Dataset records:
○ ○ ○ ○ ○
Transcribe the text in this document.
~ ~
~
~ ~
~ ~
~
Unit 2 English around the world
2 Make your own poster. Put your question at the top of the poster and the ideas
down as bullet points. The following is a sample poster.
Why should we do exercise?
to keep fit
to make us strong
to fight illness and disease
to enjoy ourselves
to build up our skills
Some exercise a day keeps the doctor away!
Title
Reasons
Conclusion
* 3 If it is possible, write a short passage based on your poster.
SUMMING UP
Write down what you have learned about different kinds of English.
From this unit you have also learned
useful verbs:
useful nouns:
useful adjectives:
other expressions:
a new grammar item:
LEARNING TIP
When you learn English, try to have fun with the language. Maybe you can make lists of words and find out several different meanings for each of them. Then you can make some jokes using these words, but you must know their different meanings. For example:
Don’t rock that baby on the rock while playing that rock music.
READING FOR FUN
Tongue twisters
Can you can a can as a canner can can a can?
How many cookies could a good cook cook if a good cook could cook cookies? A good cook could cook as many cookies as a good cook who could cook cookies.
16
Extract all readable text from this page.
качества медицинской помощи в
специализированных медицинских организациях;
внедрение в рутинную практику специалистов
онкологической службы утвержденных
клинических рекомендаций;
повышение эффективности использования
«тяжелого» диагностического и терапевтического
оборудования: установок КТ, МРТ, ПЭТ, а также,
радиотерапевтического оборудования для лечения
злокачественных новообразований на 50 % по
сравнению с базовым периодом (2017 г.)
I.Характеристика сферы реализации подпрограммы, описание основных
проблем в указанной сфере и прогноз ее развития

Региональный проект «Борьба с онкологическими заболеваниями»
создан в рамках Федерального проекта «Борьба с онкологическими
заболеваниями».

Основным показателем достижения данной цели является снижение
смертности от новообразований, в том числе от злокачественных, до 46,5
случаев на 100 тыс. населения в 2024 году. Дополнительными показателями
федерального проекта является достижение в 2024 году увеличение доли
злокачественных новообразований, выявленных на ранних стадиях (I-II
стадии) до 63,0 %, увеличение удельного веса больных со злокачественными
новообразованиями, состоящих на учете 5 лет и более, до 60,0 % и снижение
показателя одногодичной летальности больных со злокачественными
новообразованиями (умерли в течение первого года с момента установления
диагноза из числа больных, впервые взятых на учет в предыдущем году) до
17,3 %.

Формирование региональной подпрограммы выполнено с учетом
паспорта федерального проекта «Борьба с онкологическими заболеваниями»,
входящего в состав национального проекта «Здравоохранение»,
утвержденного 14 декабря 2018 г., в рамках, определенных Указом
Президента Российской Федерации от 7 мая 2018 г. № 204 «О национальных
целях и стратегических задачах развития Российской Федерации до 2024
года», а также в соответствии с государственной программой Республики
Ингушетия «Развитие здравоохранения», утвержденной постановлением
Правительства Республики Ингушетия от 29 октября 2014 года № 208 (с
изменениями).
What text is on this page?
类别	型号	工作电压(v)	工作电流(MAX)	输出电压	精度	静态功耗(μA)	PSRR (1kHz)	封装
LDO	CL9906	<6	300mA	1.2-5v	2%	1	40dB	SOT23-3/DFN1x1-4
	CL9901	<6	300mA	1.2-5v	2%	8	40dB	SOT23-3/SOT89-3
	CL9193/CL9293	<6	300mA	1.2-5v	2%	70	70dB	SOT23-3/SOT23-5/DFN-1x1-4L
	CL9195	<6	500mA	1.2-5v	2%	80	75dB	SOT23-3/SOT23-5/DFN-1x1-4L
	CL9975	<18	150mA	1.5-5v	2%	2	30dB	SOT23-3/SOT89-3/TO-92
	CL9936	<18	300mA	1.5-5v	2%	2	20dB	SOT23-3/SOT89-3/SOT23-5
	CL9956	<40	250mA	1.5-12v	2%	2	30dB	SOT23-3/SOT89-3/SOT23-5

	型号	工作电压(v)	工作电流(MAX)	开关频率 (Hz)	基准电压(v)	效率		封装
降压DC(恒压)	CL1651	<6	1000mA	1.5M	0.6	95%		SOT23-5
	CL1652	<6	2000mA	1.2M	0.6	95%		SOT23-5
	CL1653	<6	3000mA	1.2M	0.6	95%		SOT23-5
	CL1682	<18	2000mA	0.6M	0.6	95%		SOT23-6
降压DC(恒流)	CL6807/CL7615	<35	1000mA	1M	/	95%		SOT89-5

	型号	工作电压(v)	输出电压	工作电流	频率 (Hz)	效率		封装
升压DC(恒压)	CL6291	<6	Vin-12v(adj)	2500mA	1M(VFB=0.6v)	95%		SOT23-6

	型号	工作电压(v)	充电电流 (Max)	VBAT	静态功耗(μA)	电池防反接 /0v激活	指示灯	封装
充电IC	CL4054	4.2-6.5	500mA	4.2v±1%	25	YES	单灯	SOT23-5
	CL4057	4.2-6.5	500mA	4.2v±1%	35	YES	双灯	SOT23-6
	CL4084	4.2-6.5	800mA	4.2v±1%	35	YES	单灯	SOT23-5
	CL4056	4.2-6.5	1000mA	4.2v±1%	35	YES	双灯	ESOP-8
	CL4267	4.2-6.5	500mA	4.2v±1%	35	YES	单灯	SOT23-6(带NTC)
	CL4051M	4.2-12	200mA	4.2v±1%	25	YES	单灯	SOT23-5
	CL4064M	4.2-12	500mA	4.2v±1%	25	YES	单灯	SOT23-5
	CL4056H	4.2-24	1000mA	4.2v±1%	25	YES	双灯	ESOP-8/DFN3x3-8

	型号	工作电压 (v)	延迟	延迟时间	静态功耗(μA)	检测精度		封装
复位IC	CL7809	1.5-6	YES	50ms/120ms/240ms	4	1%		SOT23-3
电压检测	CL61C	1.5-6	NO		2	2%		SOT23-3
○ ○ ○ ○ ○
Problem statement:
From the material above, count the lines that include "является" and give only the total.

Complete output:
2